Required work: From the reader comments, quote everything from "I run a single" down to "the real challenge.".

If a major payments application is making 1,000 changes a week to its codebase, even if those changes are "thoroughly" tested, that indicates a very problematic approach to their foundation architecture as well as their change management processes.

SilverLionApps's avatar

I appreciated this article, but it was disappointing that there's no discussion of how Stripe handles the biggest bottleneck (imo) in this approach -- the code review. Knowing how Stripe handles reviewing those 1,000 PRs /week would be valuable insight. I'm sure I could take guesses at what they do, but I hope there's a follow up article on this topic.

JohnWick's avatar

You are right. Would be a good and vital insight considering that number of PRs. IMO having mostly ran on AI with less human intervention comes down to behavioural and spec review through scenarios vs code review itself. Likely goes within feedback layer stack

Lina Dikhtiaruk's avatar

blueprints mixing deterministic guardrails with agentic loops is the architecture everyone building agent workflows should study

Mitchell Kosowski's avatar

The attended vs. unattended framing is the big deal here. Many are still babysitting AI coding toolswatching every step course-correcting constantly. Stripe skipped ahead to "fire and forget."

Important to note the model isn't what makes it work. It's the years of investment in deterministic environments, strong CI gates, and structured tooling that were built for humans. That infrastructure accidentally became the perfect runway for autonomous agents.

Companies with great developer tooling are now getting compounding returns they never planned for. That's a strong case for investing in infra even when the payoff isn't obvious yet.

Pawel Jozefiak's avatar

1,300 PRs a week from AI agents. The infrastructure behind that must be enormous.

I run a single AI agent on a dedicated Mac Mini and even that required serious infrastructure work. Display permissions for headless operation, virtual displays for screen access, 25 LaunchAgents running background services. And that's for one agent.

The coordination problem Stripe solved is what interests me most. When you scale agents, the bottleneck isn't capability. It's environment management. Each agent needs its own context, permissions, and state. Multiply that by hundreds and you need a whole platform team just for agents.

Makes me wonder how many of those 1,300 PRs are fixing issues from other agent PRs. At scale, agent-to-agent coordination is the real challenge.

Saved entries
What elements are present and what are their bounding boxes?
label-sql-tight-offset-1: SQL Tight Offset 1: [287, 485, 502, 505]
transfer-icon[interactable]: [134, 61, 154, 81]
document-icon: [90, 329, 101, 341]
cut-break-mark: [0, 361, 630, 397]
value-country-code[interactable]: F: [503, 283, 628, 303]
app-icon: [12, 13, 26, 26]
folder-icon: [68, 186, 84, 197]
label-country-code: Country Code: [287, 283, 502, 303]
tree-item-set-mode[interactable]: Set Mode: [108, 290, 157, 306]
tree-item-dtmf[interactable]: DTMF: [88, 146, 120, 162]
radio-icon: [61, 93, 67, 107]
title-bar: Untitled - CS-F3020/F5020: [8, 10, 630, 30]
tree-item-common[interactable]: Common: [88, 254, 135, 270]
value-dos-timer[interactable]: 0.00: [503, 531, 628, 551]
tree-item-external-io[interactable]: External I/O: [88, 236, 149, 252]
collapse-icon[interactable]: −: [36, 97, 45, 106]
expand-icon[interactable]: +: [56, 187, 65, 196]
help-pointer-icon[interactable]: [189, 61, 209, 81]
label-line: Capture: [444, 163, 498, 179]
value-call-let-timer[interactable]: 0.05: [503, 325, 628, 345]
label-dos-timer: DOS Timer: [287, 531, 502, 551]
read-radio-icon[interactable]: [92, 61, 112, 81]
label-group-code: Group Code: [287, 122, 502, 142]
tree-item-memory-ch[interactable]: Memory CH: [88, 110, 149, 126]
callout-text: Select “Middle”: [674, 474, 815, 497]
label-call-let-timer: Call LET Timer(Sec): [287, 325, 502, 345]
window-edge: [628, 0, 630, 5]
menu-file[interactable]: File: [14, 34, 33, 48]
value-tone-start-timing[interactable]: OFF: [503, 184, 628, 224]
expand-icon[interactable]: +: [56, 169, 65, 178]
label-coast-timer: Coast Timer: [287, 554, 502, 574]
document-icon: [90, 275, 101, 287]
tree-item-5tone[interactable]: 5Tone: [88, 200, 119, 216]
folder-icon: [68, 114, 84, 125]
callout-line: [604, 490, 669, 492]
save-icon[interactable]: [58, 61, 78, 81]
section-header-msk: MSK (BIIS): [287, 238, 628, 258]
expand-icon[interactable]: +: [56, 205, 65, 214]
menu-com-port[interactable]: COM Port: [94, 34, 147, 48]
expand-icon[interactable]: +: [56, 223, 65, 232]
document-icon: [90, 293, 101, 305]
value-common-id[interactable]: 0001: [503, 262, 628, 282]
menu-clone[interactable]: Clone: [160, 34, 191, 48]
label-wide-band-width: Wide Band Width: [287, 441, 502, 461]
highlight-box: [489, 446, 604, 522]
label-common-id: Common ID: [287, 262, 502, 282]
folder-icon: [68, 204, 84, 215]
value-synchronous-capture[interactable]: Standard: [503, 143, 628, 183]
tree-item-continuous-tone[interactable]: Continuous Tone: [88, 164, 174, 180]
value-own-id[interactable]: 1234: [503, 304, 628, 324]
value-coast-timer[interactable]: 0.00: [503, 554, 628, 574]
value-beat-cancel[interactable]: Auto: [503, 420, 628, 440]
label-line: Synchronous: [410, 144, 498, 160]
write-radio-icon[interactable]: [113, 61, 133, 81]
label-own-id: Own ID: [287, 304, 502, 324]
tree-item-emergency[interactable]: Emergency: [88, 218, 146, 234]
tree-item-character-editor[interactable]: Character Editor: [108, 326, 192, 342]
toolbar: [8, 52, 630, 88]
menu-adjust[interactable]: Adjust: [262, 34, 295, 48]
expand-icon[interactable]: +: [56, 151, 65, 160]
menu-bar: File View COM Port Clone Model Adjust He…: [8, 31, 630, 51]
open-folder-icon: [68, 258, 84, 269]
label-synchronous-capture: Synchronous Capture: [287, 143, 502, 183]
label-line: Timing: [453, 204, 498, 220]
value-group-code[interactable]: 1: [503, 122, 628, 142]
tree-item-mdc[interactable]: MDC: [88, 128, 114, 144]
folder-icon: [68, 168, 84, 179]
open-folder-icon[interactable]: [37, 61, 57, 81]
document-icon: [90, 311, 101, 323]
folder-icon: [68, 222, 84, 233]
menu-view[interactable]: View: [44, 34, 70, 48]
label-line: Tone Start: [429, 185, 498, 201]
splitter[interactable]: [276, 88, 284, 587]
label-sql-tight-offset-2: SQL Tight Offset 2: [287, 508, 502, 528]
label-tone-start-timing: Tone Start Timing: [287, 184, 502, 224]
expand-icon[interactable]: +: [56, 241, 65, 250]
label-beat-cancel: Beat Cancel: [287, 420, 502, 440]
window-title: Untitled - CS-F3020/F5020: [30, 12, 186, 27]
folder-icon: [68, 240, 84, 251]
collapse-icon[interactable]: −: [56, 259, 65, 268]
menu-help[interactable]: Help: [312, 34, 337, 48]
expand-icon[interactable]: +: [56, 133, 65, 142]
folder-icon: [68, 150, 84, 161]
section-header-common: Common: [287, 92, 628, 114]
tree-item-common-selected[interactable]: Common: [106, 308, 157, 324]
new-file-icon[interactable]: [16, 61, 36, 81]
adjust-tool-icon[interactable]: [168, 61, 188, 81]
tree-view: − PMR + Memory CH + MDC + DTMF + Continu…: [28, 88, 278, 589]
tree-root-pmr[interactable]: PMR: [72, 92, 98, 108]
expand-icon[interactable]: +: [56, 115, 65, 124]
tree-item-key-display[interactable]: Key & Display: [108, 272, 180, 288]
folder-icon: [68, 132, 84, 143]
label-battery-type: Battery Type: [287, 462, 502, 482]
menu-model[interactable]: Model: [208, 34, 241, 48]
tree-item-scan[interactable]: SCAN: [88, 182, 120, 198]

Answer to the exercise:
I run a single AI agent on a dedicated Mac Mini and even that required serious infrastructure work. Display permissions for headless operation, virtual displays for screen access, 25 LaunchAgents running background services. And that's for one agent.

The coordination problem Stripe solved is what interests me most. When you scale agents, the bottleneck isn't capability. It's environment management. Each agent needs its own context, permissions, and state. Multiply that by hundreds and you need a whole platform team just for agents.

Makes me wonder how many of those 1,300 PRs are fixing issues from other agent PRs. At scale, agent-to-agent coordination is the real challenge.